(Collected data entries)

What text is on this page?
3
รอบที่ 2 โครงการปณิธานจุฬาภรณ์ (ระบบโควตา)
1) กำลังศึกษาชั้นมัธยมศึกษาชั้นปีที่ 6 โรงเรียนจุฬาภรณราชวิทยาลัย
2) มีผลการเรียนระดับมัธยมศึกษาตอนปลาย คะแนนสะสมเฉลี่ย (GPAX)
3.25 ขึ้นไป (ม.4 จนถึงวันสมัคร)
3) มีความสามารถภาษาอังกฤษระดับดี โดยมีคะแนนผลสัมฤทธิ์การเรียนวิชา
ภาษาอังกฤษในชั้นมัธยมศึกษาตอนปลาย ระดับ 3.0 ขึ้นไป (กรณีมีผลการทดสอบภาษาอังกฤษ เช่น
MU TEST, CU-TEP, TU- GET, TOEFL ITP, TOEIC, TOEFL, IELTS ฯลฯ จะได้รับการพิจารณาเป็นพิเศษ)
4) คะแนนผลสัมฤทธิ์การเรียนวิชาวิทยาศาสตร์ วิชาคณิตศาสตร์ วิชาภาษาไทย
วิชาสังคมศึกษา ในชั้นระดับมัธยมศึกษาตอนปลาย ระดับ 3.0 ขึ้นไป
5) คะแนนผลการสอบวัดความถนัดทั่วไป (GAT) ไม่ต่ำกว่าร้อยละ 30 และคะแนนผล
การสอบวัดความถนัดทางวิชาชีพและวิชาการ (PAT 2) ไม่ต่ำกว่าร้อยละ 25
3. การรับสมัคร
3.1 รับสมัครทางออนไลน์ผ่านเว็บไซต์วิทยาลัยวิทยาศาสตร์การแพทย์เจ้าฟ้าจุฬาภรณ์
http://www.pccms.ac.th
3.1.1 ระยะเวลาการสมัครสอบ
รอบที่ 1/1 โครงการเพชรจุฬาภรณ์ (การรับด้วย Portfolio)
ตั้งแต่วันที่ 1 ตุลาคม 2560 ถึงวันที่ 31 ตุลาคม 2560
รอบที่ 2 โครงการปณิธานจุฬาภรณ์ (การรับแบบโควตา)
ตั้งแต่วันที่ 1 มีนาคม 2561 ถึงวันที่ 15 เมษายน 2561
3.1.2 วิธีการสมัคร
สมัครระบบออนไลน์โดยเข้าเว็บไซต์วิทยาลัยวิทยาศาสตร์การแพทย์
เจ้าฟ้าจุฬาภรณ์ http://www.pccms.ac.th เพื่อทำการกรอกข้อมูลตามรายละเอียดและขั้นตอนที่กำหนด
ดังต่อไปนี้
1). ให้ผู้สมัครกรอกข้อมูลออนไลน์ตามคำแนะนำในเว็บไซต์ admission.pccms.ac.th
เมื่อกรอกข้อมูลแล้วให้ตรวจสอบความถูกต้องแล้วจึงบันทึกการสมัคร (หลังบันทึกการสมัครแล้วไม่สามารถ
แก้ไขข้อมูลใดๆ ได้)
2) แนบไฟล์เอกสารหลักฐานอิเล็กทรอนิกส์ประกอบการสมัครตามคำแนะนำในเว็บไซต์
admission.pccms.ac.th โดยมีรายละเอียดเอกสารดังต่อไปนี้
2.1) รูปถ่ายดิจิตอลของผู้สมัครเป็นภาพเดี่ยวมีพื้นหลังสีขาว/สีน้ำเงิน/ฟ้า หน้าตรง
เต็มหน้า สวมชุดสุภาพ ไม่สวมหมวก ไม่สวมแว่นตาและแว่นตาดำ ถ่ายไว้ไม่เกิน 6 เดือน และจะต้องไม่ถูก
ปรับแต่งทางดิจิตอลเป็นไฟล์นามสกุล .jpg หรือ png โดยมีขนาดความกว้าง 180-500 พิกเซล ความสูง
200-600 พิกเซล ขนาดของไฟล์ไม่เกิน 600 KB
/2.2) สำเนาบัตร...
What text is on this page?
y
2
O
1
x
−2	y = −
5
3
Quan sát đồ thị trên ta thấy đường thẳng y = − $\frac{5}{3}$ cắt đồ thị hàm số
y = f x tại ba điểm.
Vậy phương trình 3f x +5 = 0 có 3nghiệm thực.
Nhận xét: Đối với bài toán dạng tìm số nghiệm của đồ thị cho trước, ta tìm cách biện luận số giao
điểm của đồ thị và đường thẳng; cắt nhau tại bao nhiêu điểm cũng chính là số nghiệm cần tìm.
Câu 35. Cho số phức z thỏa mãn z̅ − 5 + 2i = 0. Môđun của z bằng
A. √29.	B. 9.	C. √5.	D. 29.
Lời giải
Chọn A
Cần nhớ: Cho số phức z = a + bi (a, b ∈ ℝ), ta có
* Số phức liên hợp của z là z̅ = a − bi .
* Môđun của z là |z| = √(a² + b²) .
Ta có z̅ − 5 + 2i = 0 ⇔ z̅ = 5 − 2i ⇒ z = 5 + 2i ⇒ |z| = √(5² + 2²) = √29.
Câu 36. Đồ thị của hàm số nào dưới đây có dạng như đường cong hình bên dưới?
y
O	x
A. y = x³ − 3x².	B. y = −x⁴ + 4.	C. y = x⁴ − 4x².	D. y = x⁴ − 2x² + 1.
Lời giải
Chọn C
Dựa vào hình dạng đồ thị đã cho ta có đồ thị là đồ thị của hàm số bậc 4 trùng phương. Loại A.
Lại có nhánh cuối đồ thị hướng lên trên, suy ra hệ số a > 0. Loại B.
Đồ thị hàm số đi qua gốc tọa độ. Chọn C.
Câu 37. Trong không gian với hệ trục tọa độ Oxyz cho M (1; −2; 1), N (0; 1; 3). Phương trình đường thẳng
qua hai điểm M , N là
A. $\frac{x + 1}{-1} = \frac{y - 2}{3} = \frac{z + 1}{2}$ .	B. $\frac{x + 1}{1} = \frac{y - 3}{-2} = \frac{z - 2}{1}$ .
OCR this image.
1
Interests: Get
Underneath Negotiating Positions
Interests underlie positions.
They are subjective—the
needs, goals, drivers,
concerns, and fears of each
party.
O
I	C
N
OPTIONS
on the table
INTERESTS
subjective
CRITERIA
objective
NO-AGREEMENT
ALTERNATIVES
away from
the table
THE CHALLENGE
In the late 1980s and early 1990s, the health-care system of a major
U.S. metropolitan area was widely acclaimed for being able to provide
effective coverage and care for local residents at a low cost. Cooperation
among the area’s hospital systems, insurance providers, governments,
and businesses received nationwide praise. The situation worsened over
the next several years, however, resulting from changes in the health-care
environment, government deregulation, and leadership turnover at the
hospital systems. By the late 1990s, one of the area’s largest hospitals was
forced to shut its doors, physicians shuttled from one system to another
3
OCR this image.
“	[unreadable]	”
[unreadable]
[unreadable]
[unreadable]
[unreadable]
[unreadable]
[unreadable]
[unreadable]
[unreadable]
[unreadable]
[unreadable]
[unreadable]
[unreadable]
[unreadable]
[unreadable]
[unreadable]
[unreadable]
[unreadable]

**GIVEN INSTRUCTION**
Copy all lines in the listing above where the string "điểm" appears.

**FINISHED EXERCISE**
y = f x tại ba điểm.
điểm của đồ thị và đường thẳng; cắt nhau tại bao nhiêu điểm cũng chính là số nghiệm cần tìm.
qua hai điểm M , N là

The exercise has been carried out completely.